What you are asked to do →
Each entry here needs to be set down again exactly, please; pictures are left out.

Records to process →

<<<<

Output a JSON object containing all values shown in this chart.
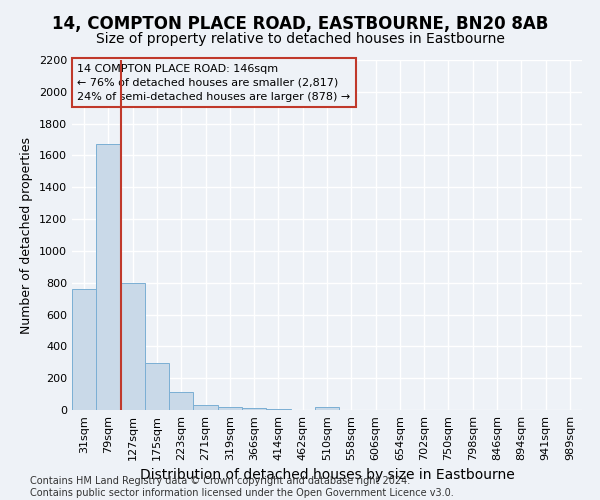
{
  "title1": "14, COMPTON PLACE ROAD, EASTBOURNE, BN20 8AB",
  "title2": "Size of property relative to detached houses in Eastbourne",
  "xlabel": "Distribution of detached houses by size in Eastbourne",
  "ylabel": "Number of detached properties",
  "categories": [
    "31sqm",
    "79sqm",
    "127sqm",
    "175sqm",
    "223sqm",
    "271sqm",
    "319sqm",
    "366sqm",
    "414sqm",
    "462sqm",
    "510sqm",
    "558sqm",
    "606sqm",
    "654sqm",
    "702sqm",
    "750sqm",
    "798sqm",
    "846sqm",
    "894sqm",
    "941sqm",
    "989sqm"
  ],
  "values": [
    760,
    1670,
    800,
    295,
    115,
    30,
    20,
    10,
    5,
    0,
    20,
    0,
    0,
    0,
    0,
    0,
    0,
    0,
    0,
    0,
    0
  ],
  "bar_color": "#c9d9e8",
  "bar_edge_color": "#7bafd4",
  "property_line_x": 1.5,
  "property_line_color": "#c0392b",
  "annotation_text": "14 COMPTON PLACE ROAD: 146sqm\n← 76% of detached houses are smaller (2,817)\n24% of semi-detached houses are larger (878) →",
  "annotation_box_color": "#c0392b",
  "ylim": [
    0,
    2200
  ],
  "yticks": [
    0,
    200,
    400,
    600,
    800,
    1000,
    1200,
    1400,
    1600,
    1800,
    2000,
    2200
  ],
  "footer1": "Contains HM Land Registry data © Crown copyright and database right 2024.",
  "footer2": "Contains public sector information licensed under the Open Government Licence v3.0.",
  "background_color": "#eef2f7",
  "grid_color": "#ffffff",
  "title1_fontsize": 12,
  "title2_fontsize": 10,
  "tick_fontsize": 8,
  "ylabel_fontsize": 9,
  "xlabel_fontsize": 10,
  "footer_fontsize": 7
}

>>>>

Task answer →
Output a JSON object containing all values shown in this chart.
{
  "title1": "14, COMPTON PLACE ROAD, EASTBOURNE, BN20 8AB",
  "title2": "Size of property relative to detached houses in Eastbourne",
  "xlabel": "Distribution of detached houses by size in Eastbourne",
  "ylabel": "Number of detached properties",
  "categories": [
    "31sqm",
    "79sqm",
    "127sqm",
    "175sqm",
    "223sqm",
    "271sqm",
    "319sqm",
    "366sqm",
    "414sqm",
    "462sqm",
    "510sqm",
    "558sqm",
    "606sqm",
    "654sqm",
    "702sqm",
    "750sqm",
    "798sqm",
    "846sqm",
    "894sqm",
    "941sqm",
    "989sqm"
  ],
  "values": [
    760,
    1670,
    800,
    295,
    115,
    30,
    20,
    10,
    5,
    0,
    20,
    0,
    0,
    0,
    0,
    0,
    0,
    0,
    0,
    0,
    0
  ],
  "bar_color": "#c9d9e8",
  "bar_edge_color": "#7bafd4",
  "property_line_x": 1.5,
  "property_line_color": "#c0392b",
  "annotation_text": "14 COMPTON PLACE ROAD: 146sqm\n← 76% of detached houses are smaller (2,817)\n24% of semi-detached houses are larger (878) →",
  "annotation_box_color": "#c0392b",
  "ylim": [
    0,
    2200
  ],
  "yticks": [
    0,
    200,
    400,
    600,
    800,
    1000,
    1200,
    1400,
    1600,
    1800,
    2000,
    2200
  ],
  "footer1": "Contains HM Land Registry data © Crown copyright and database right 2024.",
  "footer2": "Contains public sector information licensed under the Open Government Licence v3.0.",
  "background_color": "#eef2f7",
  "grid_color": "#ffffff",
  "title1_fontsize": 12,
  "title2_fontsize": 10,
  "tick_fontsize": 8,
  "ylabel_fontsize": 9,
  "xlabel_fontsize": 10,
  "footer_fontsize": 7
}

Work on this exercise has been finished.